### Exercise
Look through the material and tally each line bearing the word "Орловской". Give only the total.

### Records for the task

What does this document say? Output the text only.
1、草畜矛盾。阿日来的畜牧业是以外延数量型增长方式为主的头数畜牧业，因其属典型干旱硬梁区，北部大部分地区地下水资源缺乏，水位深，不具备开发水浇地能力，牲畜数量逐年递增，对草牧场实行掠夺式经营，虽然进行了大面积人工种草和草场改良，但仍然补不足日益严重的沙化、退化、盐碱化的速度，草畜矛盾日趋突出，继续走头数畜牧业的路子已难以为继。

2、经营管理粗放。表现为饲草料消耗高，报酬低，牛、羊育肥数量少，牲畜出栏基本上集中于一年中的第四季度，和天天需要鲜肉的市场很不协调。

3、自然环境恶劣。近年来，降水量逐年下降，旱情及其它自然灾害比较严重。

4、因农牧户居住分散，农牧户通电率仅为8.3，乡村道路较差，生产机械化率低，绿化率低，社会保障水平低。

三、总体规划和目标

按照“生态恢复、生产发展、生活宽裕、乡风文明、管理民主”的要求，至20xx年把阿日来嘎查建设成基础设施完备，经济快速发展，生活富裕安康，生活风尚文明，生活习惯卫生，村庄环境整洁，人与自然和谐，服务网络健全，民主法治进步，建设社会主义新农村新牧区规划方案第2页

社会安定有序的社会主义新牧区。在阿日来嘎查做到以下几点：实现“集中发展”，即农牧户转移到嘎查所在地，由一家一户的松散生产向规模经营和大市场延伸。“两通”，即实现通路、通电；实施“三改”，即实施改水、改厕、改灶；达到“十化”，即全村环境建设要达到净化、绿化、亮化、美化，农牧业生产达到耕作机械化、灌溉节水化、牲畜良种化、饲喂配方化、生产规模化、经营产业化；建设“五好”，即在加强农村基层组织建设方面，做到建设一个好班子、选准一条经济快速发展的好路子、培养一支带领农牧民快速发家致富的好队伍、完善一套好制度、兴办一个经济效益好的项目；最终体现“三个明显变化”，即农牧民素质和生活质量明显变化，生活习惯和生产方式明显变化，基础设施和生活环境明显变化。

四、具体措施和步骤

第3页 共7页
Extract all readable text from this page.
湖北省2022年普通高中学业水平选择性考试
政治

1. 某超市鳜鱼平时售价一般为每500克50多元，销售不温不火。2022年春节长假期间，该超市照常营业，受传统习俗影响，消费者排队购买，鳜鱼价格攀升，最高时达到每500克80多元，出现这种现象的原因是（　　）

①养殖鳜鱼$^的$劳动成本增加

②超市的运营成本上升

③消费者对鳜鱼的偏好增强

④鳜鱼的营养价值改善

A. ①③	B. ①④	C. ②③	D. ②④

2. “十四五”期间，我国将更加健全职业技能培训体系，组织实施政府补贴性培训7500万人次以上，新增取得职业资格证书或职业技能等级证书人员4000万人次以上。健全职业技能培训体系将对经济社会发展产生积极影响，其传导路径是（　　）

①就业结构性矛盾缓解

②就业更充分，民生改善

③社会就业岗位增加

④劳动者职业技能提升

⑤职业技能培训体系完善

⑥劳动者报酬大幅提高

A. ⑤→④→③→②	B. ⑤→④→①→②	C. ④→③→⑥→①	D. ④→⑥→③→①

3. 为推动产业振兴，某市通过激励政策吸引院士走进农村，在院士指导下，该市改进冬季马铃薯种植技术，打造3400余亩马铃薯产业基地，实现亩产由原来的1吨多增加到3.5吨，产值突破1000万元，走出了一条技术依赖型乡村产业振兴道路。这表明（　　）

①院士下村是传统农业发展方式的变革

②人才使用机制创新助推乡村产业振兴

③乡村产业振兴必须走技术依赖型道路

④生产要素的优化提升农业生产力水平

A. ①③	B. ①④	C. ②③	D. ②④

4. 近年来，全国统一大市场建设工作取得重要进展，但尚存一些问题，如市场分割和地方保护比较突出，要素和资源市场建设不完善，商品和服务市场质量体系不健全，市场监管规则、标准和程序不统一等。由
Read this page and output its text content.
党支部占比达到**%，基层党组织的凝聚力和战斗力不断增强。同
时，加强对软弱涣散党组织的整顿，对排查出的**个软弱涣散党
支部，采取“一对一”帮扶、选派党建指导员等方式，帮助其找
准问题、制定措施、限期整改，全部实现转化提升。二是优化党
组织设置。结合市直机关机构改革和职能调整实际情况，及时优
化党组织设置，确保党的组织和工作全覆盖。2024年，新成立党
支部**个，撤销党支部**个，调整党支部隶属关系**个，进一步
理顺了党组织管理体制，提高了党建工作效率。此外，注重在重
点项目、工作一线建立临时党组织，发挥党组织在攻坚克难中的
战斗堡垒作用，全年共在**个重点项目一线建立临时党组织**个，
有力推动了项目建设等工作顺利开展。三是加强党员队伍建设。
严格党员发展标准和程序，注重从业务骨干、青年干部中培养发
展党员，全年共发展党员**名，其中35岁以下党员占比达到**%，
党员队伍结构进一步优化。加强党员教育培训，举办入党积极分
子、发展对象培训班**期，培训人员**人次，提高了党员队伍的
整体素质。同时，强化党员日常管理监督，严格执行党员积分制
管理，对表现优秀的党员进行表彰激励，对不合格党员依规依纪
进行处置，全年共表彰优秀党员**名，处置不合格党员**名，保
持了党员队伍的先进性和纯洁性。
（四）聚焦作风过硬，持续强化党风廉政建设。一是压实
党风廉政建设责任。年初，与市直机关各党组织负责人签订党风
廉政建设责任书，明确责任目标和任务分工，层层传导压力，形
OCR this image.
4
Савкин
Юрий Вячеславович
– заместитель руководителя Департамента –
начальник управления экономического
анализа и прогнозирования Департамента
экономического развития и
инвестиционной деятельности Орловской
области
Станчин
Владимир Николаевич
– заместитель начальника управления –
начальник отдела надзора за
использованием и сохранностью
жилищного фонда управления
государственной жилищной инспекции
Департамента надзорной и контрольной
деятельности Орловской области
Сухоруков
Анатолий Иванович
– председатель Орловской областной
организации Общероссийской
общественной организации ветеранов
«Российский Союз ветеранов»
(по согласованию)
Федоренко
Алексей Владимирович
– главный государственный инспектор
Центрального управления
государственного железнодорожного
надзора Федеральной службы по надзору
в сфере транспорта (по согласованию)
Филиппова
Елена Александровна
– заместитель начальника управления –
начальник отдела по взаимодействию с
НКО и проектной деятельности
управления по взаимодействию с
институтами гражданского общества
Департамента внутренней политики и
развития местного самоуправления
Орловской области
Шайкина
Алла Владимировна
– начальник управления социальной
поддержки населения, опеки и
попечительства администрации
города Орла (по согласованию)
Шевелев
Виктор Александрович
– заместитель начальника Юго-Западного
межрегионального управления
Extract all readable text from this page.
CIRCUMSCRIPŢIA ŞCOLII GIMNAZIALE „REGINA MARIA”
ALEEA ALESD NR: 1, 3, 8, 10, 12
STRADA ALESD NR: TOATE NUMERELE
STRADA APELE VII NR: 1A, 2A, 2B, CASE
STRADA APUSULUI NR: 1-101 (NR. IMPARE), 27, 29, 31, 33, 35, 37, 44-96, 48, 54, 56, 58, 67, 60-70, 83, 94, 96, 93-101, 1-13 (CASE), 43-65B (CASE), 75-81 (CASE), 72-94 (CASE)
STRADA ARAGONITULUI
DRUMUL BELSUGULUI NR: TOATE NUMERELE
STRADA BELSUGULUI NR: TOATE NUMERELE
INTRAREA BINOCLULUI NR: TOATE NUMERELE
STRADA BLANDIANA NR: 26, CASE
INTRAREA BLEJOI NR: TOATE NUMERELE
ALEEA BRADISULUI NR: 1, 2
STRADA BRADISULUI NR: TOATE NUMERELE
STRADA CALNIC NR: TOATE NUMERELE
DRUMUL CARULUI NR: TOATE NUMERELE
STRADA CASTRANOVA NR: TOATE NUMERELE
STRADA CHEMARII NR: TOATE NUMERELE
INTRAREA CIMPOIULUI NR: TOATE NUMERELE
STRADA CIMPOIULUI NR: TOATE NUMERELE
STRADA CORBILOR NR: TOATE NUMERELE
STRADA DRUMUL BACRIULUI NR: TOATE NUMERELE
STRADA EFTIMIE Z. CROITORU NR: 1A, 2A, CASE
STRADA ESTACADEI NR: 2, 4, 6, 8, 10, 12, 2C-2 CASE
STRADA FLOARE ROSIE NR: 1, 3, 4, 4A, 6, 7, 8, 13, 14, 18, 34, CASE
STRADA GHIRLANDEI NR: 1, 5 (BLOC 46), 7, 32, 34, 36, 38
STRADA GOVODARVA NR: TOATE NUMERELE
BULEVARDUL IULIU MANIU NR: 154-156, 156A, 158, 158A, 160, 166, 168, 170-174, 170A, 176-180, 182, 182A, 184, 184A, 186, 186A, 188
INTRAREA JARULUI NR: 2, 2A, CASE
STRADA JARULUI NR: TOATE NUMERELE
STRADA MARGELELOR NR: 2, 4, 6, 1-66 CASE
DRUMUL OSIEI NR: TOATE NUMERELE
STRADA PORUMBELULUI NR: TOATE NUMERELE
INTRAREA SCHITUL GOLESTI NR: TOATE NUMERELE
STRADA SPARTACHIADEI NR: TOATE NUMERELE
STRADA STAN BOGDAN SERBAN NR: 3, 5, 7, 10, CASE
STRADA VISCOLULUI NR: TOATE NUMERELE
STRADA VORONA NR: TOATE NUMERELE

### Written response
4